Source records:
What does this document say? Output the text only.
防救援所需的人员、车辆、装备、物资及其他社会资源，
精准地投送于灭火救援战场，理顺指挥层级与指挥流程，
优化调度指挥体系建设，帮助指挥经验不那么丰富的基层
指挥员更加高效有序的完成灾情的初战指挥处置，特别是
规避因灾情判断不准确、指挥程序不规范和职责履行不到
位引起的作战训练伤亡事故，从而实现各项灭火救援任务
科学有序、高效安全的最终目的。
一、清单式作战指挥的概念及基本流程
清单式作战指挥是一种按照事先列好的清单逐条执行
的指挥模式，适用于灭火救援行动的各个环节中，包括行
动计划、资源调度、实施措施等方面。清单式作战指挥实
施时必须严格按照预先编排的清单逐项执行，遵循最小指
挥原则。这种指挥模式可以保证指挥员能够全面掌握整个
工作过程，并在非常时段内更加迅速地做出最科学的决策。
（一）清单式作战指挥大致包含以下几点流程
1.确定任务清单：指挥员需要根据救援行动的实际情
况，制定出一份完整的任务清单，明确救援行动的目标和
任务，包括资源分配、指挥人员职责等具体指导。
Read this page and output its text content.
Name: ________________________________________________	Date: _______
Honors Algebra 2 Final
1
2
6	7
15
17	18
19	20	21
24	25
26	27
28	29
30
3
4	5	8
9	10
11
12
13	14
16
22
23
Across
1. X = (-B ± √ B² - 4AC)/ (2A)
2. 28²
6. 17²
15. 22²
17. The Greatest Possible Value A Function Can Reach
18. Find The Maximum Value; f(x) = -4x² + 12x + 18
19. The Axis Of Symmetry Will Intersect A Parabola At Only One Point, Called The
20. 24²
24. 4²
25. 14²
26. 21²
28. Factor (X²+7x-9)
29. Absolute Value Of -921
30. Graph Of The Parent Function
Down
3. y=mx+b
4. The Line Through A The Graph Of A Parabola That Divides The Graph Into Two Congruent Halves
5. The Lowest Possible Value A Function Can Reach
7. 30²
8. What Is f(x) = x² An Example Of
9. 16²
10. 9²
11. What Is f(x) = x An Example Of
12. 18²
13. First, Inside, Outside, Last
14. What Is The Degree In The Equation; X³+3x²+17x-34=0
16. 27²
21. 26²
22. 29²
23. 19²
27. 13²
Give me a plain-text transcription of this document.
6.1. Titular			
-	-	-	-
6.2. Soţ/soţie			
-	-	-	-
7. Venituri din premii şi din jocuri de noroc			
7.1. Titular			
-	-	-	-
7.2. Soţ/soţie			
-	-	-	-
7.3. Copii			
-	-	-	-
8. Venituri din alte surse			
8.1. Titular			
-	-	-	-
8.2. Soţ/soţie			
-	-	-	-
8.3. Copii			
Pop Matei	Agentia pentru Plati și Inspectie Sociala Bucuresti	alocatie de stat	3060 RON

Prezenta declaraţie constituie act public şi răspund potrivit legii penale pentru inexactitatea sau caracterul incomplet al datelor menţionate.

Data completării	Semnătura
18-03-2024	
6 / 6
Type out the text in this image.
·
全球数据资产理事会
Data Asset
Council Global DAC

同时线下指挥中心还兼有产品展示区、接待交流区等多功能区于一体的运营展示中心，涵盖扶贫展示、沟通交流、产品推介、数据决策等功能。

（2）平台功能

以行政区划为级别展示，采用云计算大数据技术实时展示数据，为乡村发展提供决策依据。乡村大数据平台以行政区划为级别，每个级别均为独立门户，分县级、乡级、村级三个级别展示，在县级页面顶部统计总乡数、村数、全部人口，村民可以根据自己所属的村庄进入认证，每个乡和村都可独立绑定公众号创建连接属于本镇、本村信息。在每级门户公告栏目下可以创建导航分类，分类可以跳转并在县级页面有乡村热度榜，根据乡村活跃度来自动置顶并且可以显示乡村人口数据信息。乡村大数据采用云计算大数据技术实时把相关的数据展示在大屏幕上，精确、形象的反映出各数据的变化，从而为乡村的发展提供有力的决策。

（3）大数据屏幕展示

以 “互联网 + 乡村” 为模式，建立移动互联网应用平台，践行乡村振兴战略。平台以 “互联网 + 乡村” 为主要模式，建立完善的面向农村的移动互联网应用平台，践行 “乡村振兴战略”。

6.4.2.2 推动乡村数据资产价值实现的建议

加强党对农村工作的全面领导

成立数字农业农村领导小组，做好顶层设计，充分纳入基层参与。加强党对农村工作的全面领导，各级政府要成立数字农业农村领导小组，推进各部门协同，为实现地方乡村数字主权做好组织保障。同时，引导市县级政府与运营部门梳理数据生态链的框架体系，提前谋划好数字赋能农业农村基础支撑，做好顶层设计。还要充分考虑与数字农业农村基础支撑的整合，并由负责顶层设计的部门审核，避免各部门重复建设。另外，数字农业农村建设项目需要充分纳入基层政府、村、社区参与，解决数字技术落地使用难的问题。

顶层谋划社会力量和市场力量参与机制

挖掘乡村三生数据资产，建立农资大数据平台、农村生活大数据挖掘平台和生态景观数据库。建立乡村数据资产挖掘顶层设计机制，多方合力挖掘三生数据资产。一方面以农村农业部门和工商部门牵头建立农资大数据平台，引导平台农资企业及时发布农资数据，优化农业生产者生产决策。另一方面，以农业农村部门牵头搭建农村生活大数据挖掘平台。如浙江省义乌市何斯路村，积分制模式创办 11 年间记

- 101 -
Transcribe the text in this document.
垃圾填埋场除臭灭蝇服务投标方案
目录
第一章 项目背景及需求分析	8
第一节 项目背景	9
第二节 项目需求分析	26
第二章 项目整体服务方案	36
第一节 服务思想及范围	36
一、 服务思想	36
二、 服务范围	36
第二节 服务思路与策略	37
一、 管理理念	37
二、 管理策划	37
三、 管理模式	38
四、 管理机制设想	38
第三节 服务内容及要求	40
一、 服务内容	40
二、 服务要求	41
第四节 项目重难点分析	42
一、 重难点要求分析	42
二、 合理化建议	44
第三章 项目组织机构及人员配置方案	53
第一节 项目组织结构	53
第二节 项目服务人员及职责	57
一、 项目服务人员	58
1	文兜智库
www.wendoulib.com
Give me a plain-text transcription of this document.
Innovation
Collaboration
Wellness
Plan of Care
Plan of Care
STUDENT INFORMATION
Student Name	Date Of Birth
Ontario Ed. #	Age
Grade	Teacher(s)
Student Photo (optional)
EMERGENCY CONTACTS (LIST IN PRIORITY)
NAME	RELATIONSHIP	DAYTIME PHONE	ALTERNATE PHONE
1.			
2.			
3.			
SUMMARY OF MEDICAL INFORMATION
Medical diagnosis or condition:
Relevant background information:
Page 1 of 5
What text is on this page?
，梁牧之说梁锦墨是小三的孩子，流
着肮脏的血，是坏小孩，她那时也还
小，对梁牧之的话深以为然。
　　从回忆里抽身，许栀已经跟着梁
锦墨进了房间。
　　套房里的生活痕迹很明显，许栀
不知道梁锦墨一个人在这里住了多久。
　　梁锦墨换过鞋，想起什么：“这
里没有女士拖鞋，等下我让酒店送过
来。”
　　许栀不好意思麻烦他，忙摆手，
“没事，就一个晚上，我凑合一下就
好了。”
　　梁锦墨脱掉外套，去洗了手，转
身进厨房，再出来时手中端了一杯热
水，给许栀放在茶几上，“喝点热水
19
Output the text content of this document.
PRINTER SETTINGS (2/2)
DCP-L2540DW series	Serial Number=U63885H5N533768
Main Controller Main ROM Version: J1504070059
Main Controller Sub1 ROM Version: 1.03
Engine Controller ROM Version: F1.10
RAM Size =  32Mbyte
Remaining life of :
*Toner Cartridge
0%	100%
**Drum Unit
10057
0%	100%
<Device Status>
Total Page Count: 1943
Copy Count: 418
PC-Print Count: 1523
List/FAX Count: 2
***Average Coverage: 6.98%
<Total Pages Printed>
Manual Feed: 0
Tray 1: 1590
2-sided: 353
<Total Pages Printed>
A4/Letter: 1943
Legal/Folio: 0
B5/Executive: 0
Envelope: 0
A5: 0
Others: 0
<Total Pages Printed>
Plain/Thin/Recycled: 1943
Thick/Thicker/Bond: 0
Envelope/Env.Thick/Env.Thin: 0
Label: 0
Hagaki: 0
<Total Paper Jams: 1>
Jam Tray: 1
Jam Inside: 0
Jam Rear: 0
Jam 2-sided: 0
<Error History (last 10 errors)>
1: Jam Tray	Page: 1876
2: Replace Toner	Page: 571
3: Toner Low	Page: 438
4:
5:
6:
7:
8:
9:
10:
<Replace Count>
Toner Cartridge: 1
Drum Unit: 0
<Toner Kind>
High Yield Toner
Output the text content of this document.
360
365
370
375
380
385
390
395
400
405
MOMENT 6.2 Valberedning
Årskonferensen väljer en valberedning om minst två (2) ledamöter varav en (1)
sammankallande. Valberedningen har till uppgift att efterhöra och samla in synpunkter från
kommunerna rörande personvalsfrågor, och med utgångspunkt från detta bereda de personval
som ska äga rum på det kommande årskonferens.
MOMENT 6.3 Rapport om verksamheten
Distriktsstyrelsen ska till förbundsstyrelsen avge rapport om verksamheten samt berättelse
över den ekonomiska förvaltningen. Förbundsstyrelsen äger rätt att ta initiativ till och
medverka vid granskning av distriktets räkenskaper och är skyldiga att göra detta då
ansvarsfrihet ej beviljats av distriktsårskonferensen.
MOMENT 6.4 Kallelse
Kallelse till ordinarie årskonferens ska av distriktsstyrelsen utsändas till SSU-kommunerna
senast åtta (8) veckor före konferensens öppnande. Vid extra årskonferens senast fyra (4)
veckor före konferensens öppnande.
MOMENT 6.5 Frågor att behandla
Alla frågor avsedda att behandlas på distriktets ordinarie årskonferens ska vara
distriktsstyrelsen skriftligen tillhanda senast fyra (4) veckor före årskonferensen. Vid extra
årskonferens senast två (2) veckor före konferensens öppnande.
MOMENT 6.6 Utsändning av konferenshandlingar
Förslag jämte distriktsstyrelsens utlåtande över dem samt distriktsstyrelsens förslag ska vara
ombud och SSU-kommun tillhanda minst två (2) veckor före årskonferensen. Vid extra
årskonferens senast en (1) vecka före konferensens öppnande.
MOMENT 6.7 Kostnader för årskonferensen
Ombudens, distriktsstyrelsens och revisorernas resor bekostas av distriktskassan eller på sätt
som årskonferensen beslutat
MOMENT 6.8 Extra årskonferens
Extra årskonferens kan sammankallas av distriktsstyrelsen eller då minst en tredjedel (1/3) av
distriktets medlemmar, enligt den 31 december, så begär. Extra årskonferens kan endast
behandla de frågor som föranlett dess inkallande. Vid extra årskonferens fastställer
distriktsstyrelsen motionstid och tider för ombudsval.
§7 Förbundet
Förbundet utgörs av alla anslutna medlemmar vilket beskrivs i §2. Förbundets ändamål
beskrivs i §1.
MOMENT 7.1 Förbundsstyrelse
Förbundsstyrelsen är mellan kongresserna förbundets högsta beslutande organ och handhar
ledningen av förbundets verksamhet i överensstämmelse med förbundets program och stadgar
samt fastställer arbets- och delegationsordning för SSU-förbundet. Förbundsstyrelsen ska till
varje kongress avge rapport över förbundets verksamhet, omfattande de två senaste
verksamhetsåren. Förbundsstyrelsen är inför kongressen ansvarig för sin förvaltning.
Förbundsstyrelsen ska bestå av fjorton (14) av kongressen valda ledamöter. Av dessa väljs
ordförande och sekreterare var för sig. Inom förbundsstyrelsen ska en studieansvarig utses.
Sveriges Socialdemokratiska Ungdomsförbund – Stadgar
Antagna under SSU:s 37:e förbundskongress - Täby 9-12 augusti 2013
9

WHAT THE TASK ASKS :: Pick each line holding the word "minst" out of the listing.

SOLUTION TO THE EXERCISE ::
Årskonferensen väljer en valberedning om minst två (2) ledamöter varav en (1)
ombud och SSU-kommun tillhanda minst två (2) veckor före årskonferensen. Vid extra
Extra årskonferens kan sammankallas av distriktsstyrelsen eller då minst en tredjedel (1/3) av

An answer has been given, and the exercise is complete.